> [Your goal]: Determine how many lines of the material hold the string "сохранение" and reply with only that number.

==== Records to use

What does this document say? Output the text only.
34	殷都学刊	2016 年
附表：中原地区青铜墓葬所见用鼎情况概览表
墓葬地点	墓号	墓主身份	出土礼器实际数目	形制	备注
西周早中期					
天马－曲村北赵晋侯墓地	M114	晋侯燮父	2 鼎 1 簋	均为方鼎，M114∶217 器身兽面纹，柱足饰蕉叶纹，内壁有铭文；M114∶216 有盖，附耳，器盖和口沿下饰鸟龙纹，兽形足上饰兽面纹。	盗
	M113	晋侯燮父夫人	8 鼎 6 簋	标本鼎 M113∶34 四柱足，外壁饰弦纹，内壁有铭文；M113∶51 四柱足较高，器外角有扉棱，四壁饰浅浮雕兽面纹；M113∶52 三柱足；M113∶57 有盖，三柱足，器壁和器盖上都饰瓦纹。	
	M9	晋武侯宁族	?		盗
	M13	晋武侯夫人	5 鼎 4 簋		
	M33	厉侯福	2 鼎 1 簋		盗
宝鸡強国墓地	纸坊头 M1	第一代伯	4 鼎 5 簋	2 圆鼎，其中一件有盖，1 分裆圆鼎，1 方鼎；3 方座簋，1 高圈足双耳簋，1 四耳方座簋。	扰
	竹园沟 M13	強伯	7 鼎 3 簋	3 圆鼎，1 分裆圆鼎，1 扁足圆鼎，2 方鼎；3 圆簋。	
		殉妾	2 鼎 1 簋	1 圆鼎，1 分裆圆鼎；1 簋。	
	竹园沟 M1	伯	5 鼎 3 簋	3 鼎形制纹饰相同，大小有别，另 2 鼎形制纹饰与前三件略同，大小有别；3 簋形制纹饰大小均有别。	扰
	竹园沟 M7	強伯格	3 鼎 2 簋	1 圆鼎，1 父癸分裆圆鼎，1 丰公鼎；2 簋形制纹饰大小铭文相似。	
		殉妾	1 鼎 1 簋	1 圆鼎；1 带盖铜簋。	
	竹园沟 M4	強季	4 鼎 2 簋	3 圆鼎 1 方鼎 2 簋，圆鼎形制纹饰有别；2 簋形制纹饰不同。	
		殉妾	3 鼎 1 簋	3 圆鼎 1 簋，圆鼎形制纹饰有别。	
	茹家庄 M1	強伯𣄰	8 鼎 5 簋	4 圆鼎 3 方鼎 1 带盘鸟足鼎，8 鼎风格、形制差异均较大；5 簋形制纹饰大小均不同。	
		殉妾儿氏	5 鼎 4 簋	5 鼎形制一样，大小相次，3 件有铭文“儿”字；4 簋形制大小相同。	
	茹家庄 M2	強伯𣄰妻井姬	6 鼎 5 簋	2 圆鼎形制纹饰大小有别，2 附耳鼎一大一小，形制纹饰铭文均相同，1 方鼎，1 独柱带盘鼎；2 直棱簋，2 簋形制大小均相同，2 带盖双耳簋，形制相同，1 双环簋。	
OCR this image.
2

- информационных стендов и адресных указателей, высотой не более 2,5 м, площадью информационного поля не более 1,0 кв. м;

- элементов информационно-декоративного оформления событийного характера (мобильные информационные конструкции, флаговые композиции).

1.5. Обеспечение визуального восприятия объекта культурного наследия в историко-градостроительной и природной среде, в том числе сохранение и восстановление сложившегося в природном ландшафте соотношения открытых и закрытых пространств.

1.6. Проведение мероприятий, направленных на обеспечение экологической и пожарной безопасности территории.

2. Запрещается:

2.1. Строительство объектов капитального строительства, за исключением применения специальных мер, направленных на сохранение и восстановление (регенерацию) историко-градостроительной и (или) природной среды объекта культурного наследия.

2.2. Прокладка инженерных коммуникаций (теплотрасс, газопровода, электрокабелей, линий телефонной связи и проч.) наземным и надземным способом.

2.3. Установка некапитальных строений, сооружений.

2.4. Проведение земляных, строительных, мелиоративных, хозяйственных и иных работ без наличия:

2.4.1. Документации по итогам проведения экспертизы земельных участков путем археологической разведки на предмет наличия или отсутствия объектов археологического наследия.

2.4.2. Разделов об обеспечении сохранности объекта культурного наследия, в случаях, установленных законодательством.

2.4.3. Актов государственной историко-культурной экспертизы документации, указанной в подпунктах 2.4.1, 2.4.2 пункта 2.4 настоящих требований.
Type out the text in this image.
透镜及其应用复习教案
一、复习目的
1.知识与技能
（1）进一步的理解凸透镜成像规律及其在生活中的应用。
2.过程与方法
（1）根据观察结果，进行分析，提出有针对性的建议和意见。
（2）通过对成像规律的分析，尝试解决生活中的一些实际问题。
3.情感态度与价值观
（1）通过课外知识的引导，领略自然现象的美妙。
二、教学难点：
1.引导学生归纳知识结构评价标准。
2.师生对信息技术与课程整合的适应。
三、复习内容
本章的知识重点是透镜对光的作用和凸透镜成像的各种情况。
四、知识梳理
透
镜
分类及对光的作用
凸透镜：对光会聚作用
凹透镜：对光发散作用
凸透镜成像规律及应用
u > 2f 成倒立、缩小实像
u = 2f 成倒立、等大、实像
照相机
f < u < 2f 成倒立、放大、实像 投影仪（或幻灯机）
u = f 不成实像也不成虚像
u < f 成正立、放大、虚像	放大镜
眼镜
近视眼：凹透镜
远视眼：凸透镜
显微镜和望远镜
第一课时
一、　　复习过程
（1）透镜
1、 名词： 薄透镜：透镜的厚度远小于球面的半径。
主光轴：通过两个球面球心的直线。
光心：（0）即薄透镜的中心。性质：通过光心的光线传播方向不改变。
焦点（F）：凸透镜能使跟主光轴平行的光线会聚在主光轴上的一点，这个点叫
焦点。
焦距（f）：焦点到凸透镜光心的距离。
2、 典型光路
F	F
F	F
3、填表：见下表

========

> [Result of this task]: 2